• [TRABALHO A REALIZAR]:
**a.** Segundo o texto extraído, qual é o prazo que o artigo 11º da Lei 8.038/1990 estabelece para a apresentação das alegações escritas?
**b.** Indique se cada afirmação concorda com o texto extraído, justificando com as palavras exatas dele: (i) A segunda turma do STF anulou a sentença por unanimidade. (ii) A lei que regulamentou as delações premiadas distinguiu réus colaboradores dos demais réus. (iii) O art. 3º do CPP admite interpretação extensiva da lei processual penal.
**c.** Devolva, sem qualquer alteração, o trecho do texto extraído que começa nas palavras "Conforme divulgado pela" e para depois de "cerceamento de defesa.".

==== TEXTO EXTRAÍDO ====

A segunda turma do Supremo Tribunal Federal (STF), por maioria, anulou a sentença proferida, em primeira instância, pelo então juiz federal Sergio Moro que condenou o ex-presidente do Banco do Brasil (BB) e da Petrobras, Aldemir Bendine, nos crimes de corrupção e lavagem de dinheiro.

Conforme divulgado pela imprensa, a condenação ocorreu em função da defesa de Bendine ter sido obrigada a apresentar suas alegações finais junto à dos corréus, que haviam se beneficiado pelo instituto da delação premiada, apresentando provas contra o ex-presidente do BB e da Petrobras.

Seguro do direito constitucional de rebater toda a carga acusatória que recai sobre si, Bendine argumentou que a apresentação simultânea de suas alegações finais junto à do delator configura cerceamento de defesa.

A matéria técnica processual-constitucional ventilada pela defesa realmente é nova, tendo em vista que o instituto da delação premiada permite que haja vários réus em um mesmo processo, em condições distintas, alguns como delatores/colaboradores e outros não.

O artigo 11º da Lei 8.038/1990 dispõe que “serão intimadas a acusação e a defesa para, sucessivamente, apresentarem, no prazo de quinze dias, alegações escritas”.

A lei posterior, que regulamentou as delações premiadas, não fez distinção entre réus colaboradores ou não. Portanto, em uma leitura simplista da normativa processual penal, é possível afirmar que a legislação é clara e objetiva, estabelecendo que o Estado acusador deve manifestar primeiro e o réu (ou os réus) por último.

Porém, a interpretação simplista, quase sempre, leva à precipitação decisória, culminando em um atropelamento dos direitos e garantias constitucionais, desaguando em injustiças.

Não se pode esquecer que a legislação deve ser interpretada em conformidade com a Lei Maior, objetivando a manutenção e efetivação da Constituição e seus princípios que norteiam todo o arcabouço normativo. O próprio art. 3º do Código de Processo Penal (CPP) preceitua que “a lei processual penal admitirá interpretação extensiva e aplicação analógica, bem como o suplemento dos princípios gerais de direito”.

==== MATERIAL FORNECIDO ====

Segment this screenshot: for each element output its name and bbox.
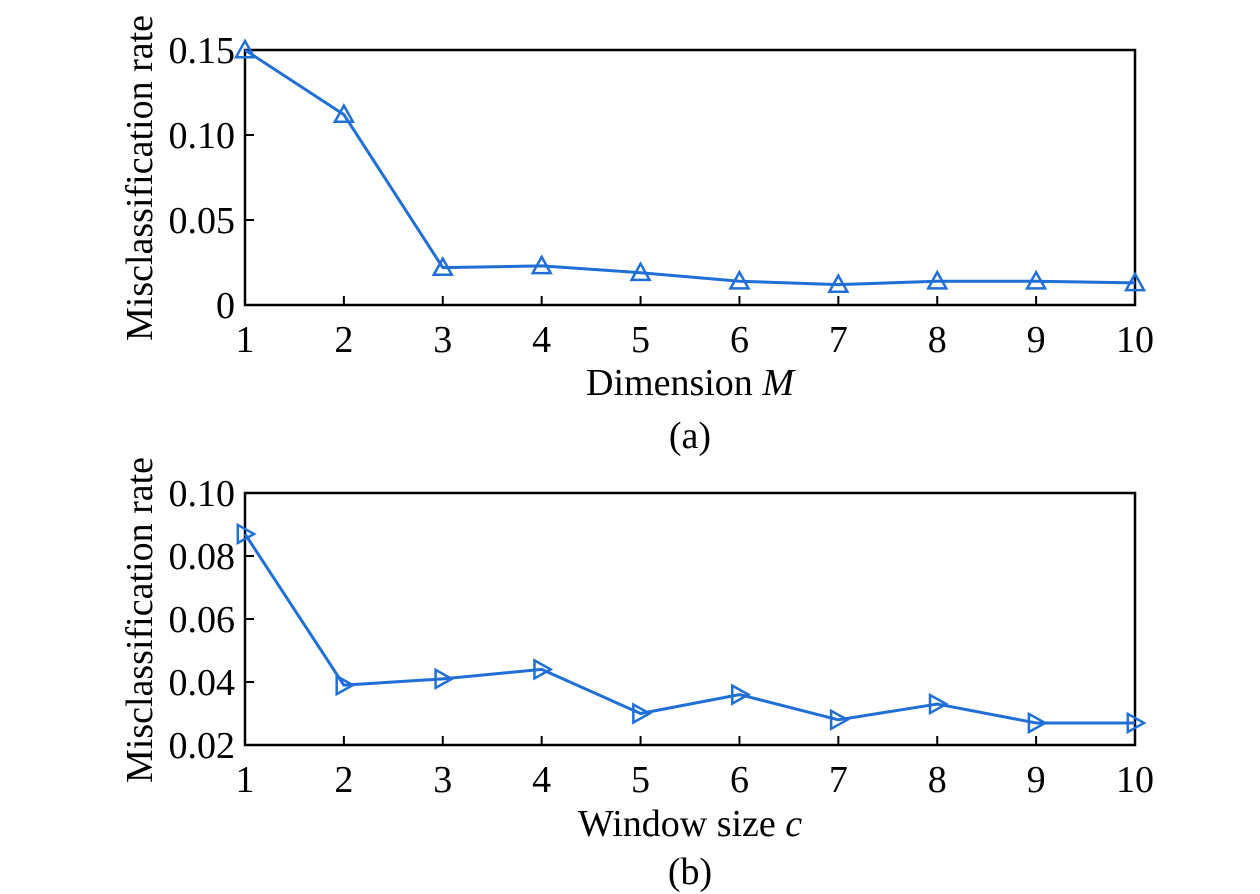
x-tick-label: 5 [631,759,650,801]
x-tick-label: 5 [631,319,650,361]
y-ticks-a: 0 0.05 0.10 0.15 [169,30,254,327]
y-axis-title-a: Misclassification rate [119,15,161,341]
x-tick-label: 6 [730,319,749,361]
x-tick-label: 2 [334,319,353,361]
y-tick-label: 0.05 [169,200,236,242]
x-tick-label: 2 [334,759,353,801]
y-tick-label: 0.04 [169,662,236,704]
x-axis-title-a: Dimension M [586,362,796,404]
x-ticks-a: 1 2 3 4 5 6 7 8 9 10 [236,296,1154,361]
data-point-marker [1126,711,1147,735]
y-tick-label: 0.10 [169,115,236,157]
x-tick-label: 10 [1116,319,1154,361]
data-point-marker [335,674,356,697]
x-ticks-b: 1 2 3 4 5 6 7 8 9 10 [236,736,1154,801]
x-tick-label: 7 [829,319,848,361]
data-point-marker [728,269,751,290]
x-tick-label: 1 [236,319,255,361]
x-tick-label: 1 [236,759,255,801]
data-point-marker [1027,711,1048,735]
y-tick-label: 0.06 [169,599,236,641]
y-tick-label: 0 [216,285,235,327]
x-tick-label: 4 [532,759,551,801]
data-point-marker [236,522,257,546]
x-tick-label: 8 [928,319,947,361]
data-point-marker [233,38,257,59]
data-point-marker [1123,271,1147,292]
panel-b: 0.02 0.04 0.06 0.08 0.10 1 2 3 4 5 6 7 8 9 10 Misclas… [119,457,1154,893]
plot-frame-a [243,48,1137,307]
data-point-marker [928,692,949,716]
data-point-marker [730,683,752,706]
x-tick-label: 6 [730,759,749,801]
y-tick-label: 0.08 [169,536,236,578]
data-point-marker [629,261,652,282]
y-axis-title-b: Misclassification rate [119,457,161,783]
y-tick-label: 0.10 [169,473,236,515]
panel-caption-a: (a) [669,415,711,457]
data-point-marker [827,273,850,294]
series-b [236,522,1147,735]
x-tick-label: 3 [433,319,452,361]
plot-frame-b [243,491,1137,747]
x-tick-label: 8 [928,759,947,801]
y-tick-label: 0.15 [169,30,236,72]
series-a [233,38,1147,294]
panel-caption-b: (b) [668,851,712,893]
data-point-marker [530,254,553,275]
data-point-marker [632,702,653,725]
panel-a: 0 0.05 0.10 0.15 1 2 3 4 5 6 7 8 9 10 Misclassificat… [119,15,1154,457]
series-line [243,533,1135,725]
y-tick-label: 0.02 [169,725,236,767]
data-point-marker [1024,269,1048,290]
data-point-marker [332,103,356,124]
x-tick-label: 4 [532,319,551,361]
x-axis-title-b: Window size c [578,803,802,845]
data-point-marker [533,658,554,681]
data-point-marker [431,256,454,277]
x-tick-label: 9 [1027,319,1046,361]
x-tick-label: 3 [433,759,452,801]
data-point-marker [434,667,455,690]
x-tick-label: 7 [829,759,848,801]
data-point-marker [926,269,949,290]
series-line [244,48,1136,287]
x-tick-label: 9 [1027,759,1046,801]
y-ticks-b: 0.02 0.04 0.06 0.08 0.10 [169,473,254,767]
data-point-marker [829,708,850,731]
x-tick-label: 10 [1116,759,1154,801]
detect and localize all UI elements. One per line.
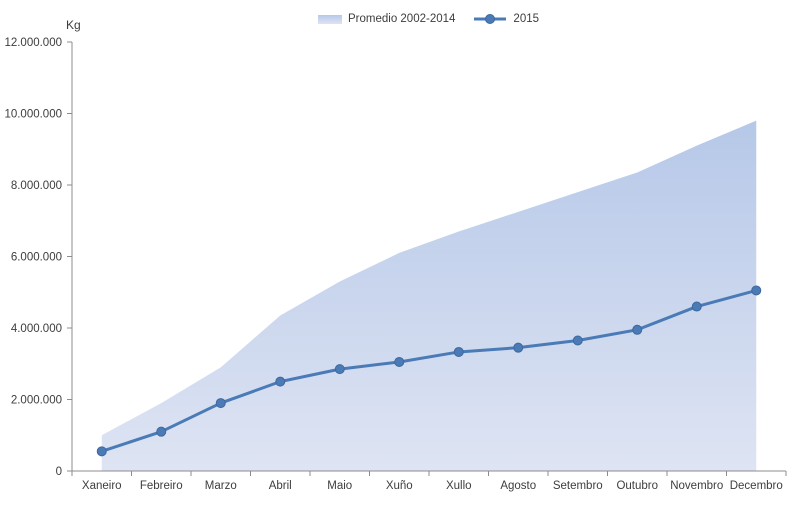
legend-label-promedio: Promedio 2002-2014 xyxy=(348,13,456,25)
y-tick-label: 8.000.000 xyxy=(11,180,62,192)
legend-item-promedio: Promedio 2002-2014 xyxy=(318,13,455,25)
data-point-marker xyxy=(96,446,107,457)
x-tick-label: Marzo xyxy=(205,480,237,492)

====

• [RESOLUÇÃO DAS ATIVIDADES]:
**a.** Quinze dias.

**b.**
(i) Não: "por maioria, anulou a sentença proferida"
(ii) Não: "não fez distinção entre réus colaboradores ou não"
(iii) Sim: "a lei processual penal admitirá interpretação extensiva e aplicação analógica"

**c.**
Conforme divulgado pela imprensa, a condenação ocorreu em função da defesa de Bendine ter sido obrigada a apresentar suas alegações finais junto à dos corréus, que haviam se beneficiado pelo instituto da delação premiada, apresentando provas contra o ex-presidente do BB e da Petrobras.

Seguro do direito constitucional de rebater toda a carga acusatória que recai sobre si, Bendine argumentou que a apresentação simultânea de suas alegações finais junto à do delator configura cerceamento de defesa.